§ WHAT YOU NEED TO DO
The required output is a single number: how many lines of the material contain the string "well".

§ DATASET ENTRIES
┌──

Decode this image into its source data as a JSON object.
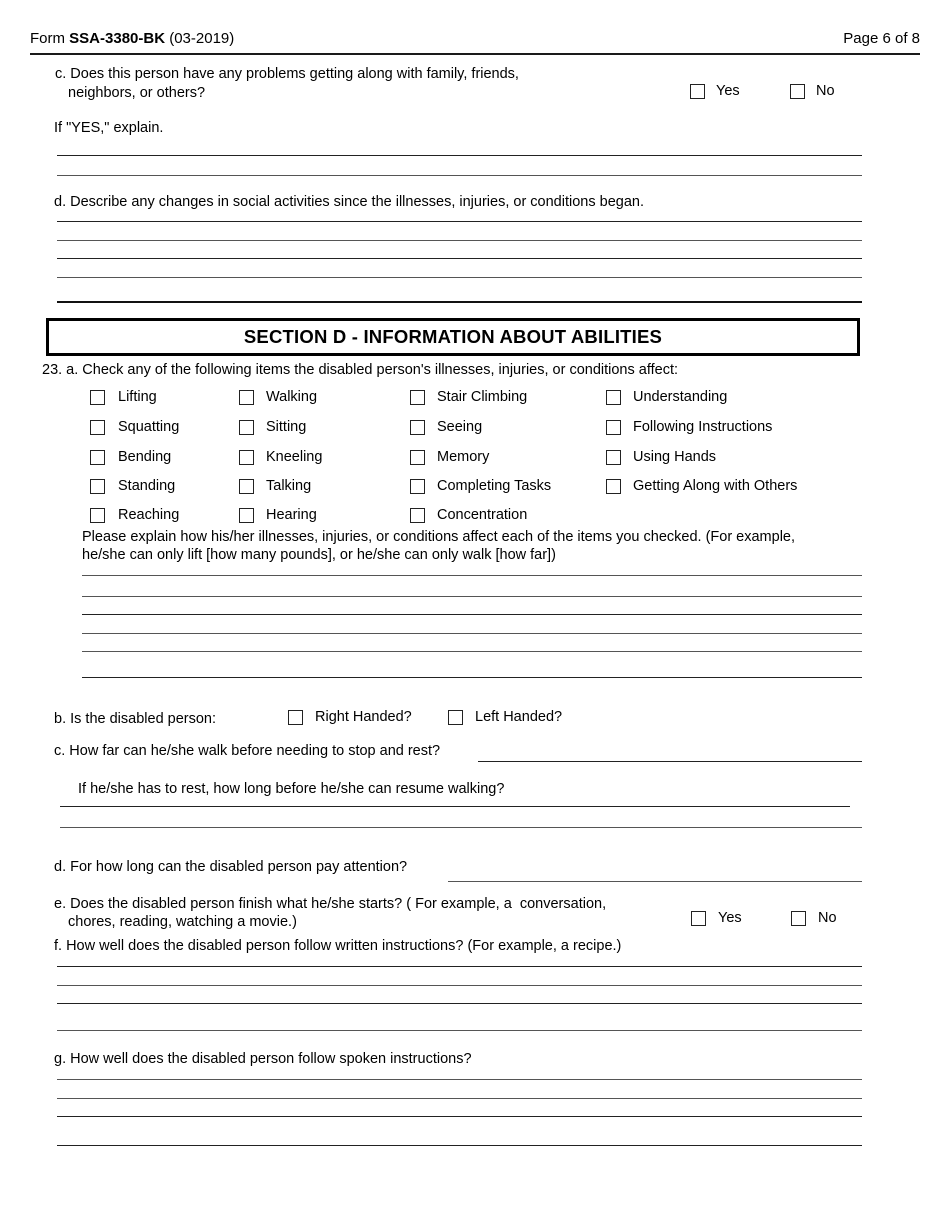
{
  "header": {
    "form_prefix": "Form ",
    "form_number": "SSA-3380-BK",
    "form_revision": " (03-2019)",
    "page_label": "Page 6 of 8"
  },
  "question_22": {
    "c_line1": "c. Does this person have any problems getting along with family, friends,",
    "c_line2": "neighbors, or others?",
    "c_yes": "Yes",
    "c_no": "No",
    "if_yes_explain": "If \"YES,\" explain.",
    "d_text": "d. Describe any changes in social activities since the illnesses, injuries, or conditions began."
  },
  "section_d": {
    "title": "SECTION D - INFORMATION ABOUT ABILITIES"
  },
  "question_23": {
    "a_prompt": "23. a. Check any of the following items the disabled person's illnesses, injuries, or conditions affect:",
    "checkbox_columns": [
      [
        "Lifting",
        "Squatting",
        "Bending",
        "Standing",
        "Reaching"
      ],
      [
        "Walking",
        "Sitting",
        "Kneeling",
        "Talking",
        "Hearing"
      ],
      [
        "Stair Climbing",
        "Seeing",
        "Memory",
        "Completing Tasks",
        "Concentration"
      ],
      [
        "Understanding",
        "Following Instructions",
        "Using Hands",
        "Getting Along with Others"
      ]
    ],
    "explain_line1": "Please explain how his/her illnesses, injuries, or conditions affect each of the items you checked. (For example,",
    "explain_line2": "he/she can only lift [how many pounds], or he/she can only walk [how far])",
    "b_label": "b. Is the disabled person:",
    "b_right_handed": "Right Handed?",
    "b_left_handed": "Left Handed?",
    "c_text": "c. How far can he/she walk before needing to stop and rest?",
    "c_sub_text": "If he/she has to rest, how long before he/she can resume walking?",
    "d_text": "d. For how long can the disabled person pay attention?",
    "e_line1": "e. Does the disabled person finish what he/she starts? ( For example, a  conversation,",
    "e_line2": "chores, reading, watching a movie.)",
    "e_yes": "Yes",
    "e_no": "No",
    "f_text": "f. How well does the disabled person follow written instructions? (For example, a recipe.)",
    "g_text": "g. How well does the disabled person follow spoken instructions?"
  }
}
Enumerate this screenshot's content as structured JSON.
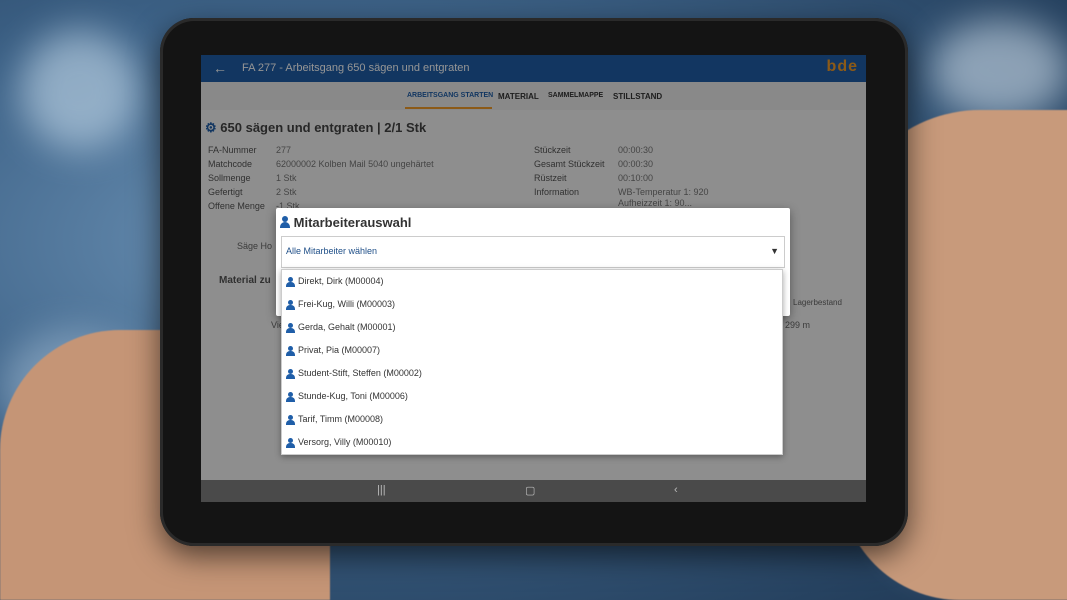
{
  "app": {
    "title": "FA 277 - Arbeitsgang 650 sägen und entgraten",
    "brand": "bde"
  },
  "tabs": [
    {
      "label": "ARBEITSGANG STARTEN",
      "active": true
    },
    {
      "label": "MATERIAL",
      "active": false
    },
    {
      "label": "SAMMELMAPPE",
      "active": false
    },
    {
      "label": "STILLSTAND",
      "active": false
    }
  ],
  "operation": {
    "title": "650 sägen und entgraten | 2/1 Stk",
    "left_fields": [
      {
        "label": "FA-Nummer",
        "value": "277"
      },
      {
        "label": "Matchcode",
        "value": "62000002 Kolben Mail 5040 ungehärtet"
      },
      {
        "label": "Sollmenge",
        "value": "1 Stk"
      },
      {
        "label": "Gefertigt",
        "value": "2 Stk"
      },
      {
        "label": "Offene Menge",
        "value": "-1 Stk"
      }
    ],
    "right_fields": [
      {
        "label": "Stückzeit",
        "value": "00:00:30"
      },
      {
        "label": "Gesamt Stückzeit",
        "value": "00:00:30"
      },
      {
        "label": "Rüstzeit",
        "value": "00:10:00"
      },
      {
        "label": "Information",
        "value": "WB-Temperatur 1: 920"
      },
      {
        "label": "",
        "value": "Aufheizzeit 1: 90..."
      }
    ],
    "partial": {
      "machine": "Säge Ho",
      "material": "Material zu",
      "col_header": "Lagerbestand",
      "stock": "299 m",
      "left_cell": "Vie"
    }
  },
  "dialog": {
    "title": "Mitarbeiterauswahl",
    "select_value": "Alle Mitarbeiter wählen",
    "options": [
      "Direkt, Dirk (M00004)",
      "Frei-Kug, Willi (M00003)",
      "Gerda, Gehalt (M00001)",
      "Privat, Pia (M00007)",
      "Student-Stift, Steffen (M00002)",
      "Stunde-Kug, Toni (M00006)",
      "Tarif, Timm (M00008)",
      "Versorg, Villy (M00010)"
    ]
  },
  "colors": {
    "appbar": "#1f5ea8",
    "accent": "#f29b28"
  },
  "icons": [
    "back-arrow-icon",
    "user-icon",
    "caret-down-icon",
    "recents-icon",
    "home-icon",
    "back-icon"
  ]
}
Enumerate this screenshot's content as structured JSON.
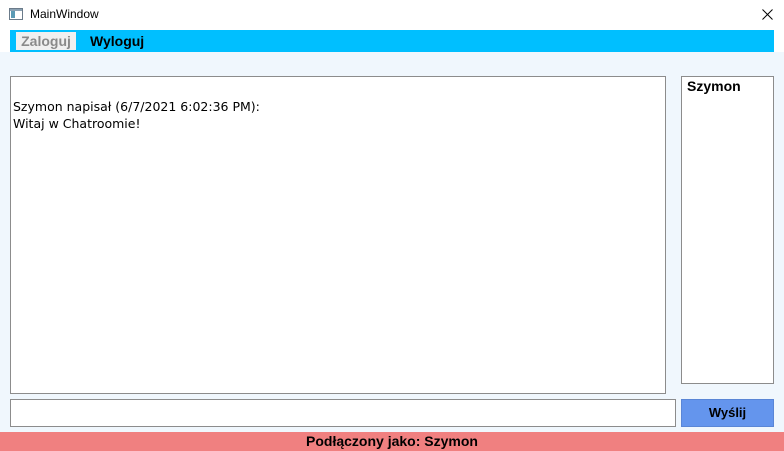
{
  "window": {
    "title": "MainWindow",
    "icon": "app-window-icon",
    "close_icon": "close-icon"
  },
  "menu": {
    "login_label": "Zaloguj",
    "logout_label": "Wyloguj",
    "login_enabled": false
  },
  "chat": {
    "messages": [
      {
        "header": "Szymon napisał (6/7/2021 6:02:36 PM):",
        "text": "Witaj w Chatroomie!"
      }
    ]
  },
  "users": {
    "items": [
      "Szymon"
    ]
  },
  "composer": {
    "input_value": "",
    "send_label": "Wyślij"
  },
  "status": {
    "text": "Podłączony jako: Szymon"
  },
  "colors": {
    "menubar": "#00bfff",
    "send_button": "#6495ed",
    "statusbar": "#f08080",
    "workspace": "#f0f7fd"
  }
}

└──

§ TASK ANSWER
2